- [Aim of the task]: Work through the material below line by line and say how many lines include the word "sheet". Only the number, please.

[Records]
※

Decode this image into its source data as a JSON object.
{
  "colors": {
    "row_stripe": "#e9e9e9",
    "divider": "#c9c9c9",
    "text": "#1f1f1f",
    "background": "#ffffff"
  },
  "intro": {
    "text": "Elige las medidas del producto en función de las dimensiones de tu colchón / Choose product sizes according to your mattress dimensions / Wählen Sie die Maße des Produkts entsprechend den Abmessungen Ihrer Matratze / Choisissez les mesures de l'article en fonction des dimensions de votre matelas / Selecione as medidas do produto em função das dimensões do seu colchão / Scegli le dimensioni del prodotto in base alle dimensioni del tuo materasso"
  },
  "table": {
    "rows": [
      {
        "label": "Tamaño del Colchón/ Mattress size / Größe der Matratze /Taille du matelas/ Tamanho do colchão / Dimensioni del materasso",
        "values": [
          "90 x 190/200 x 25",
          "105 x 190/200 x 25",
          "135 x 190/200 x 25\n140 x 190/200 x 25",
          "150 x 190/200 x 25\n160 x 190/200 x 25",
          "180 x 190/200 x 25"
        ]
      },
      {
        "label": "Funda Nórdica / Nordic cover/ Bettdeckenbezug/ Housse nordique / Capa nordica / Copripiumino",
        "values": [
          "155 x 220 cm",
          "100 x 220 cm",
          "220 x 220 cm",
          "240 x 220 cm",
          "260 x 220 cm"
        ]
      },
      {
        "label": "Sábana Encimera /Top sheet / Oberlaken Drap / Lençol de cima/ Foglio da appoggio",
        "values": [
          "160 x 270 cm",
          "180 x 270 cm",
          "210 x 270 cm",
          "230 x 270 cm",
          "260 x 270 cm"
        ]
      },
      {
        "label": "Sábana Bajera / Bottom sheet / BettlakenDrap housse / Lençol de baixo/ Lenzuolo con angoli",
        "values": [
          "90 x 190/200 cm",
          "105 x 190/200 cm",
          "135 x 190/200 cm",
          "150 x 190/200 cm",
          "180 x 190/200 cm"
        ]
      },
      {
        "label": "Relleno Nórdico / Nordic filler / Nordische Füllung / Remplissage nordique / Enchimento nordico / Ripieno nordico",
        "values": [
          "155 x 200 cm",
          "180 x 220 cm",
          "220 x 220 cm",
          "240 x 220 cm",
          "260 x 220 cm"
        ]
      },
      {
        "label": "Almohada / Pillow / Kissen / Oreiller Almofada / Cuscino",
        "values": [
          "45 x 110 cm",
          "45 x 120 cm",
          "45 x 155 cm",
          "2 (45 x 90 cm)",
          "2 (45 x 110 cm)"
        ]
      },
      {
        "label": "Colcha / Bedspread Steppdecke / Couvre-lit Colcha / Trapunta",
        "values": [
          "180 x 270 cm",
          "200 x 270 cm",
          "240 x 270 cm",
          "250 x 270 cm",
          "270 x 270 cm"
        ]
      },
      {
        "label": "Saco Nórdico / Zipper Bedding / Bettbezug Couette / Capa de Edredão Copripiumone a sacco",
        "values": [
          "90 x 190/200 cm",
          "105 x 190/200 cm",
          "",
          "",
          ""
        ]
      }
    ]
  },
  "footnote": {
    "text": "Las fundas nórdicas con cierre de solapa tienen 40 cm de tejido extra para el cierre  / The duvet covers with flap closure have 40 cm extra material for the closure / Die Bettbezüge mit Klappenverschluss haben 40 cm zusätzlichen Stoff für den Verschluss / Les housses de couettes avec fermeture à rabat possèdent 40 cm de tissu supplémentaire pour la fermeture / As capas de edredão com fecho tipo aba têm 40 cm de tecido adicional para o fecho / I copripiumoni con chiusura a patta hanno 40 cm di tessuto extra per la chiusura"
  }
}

※

- [Written response]: 2